____ Raw records

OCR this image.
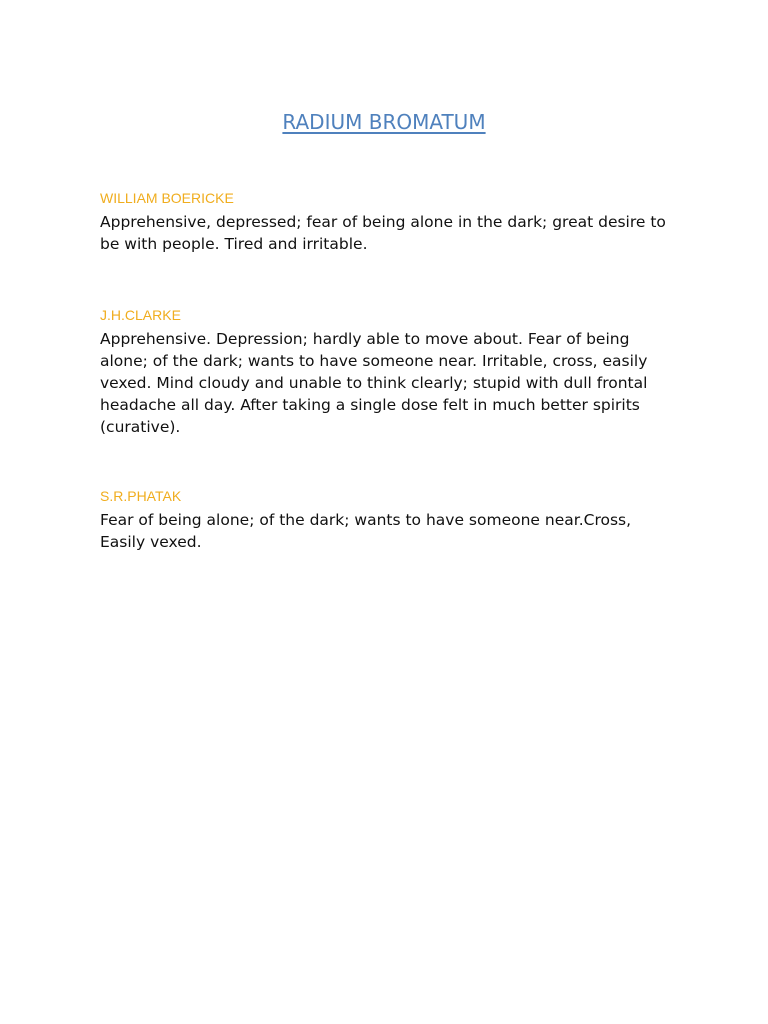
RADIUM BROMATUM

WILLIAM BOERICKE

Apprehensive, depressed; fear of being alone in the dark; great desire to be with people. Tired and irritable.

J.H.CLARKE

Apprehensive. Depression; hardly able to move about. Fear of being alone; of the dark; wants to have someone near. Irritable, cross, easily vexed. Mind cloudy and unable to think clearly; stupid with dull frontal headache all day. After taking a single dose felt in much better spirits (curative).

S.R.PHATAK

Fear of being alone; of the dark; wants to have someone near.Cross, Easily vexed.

________

# What to do
Where a line of the records above holds the word "vexed", copy that line.

# Task solution
Apprehensive. Depression; hardly able to move about. Fear of being alone; of the dark; wants to have someone near. Irritable, cross, easily vexed. Mind cloudy and unable to think clearly; stupid with dull frontal headache all day. After taking a single dose felt in much better spirits (curative).
Fear of being alone; of the dark; wants to have someone near.Cross, Easily vexed.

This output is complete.